- WHAT YOU NEED TO DO
Copy every line, leaving nothing out and adding nothing.

::::

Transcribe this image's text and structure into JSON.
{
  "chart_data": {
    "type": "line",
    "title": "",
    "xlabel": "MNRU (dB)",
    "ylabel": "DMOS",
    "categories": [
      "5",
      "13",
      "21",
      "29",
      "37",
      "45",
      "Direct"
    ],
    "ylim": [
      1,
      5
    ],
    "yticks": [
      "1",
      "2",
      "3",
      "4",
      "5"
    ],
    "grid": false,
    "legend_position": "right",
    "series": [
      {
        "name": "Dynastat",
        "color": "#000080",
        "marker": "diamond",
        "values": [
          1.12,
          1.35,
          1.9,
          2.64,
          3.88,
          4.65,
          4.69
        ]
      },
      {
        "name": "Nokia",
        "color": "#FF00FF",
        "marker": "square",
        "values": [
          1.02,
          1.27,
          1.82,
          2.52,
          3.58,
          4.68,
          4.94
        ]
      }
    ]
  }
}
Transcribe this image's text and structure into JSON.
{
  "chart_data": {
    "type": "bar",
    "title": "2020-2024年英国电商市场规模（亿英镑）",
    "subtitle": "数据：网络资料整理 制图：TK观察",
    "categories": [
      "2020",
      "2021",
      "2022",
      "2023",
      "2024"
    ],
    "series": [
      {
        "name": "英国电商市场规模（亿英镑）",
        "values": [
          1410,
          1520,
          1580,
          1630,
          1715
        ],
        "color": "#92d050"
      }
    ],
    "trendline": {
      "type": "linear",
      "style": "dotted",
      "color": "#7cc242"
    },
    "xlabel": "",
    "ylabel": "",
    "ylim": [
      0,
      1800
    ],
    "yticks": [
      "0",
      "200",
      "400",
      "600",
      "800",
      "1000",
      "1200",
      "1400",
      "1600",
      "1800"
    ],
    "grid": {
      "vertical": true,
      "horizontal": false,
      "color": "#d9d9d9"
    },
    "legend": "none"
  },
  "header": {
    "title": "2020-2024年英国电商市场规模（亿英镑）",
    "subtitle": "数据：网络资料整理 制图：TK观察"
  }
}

::::

- RESPONSE
Transcribe this image's text and structure into JSON.
{
  "chart_data": {
    "type": "line",
    "title": "",
    "xlabel": "MNRU (dB)",
    "ylabel": "DMOS",
    "categories": [
      "5",
      "13",
      "21",
      "29",
      "37",
      "45",
      "Direct"
    ],
    "ylim": [
      1,
      5
    ],
    "yticks": [
      "1",
      "2",
      "3",
      "4",
      "5"
    ],
    "grid": false,
    "legend_position": "right",
    "series": [
      {
        "name": "Dynastat",
        "color": "#000080",
        "marker": "diamond",
        "values": [
          1.12,
          1.35,
          1.9,
          2.64,
          3.88,
          4.65,
          4.69
        ]
      },
      {
        "name": "Nokia",
        "color": "#FF00FF",
        "marker": "square",
        "values": [
          1.02,
          1.27,
          1.82,
          2.52,
          3.58,
          4.68,
          4.94
        ]
      }
    ]
  }
}
Transcribe this image's text and structure into JSON.
{
  "chart_data": {
    "type": "bar",
    "title": "2020-2024年英国电商市场规模（亿英镑）",
    "subtitle": "数据：网络资料整理 制图：TK观察",
    "categories": [
      "2020",
      "2021",
      "2022",
      "2023",
      "2024"
    ],
    "series": [
      {
        "name": "英国电商市场规模（亿英镑）",
        "values": [
          1410,
          1520,
          1580,
          1630,
          1715
        ],
        "color": "#92d050"
      }
    ],
    "trendline": {
      "type": "linear",
      "style": "dotted",
      "color": "#7cc242"
    },
    "xlabel": "",
    "ylabel": "",
    "ylim": [
      0,
      1800
    ],
    "yticks": [
      "0",
      "200",
      "400",
      "600",
      "800",
      "1000",
      "1200",
      "1400",
      "1600",
      "1800"
    ],
    "grid": {
      "vertical": true,
      "horizontal": false,
      "color": "#d9d9d9"
    },
    "legend": "none"
  },
  "header": {
    "title": "2020-2024年英国电商市场规模（亿英镑）",
    "subtitle": "数据：网络资料整理 制图：TK观察"
  }
}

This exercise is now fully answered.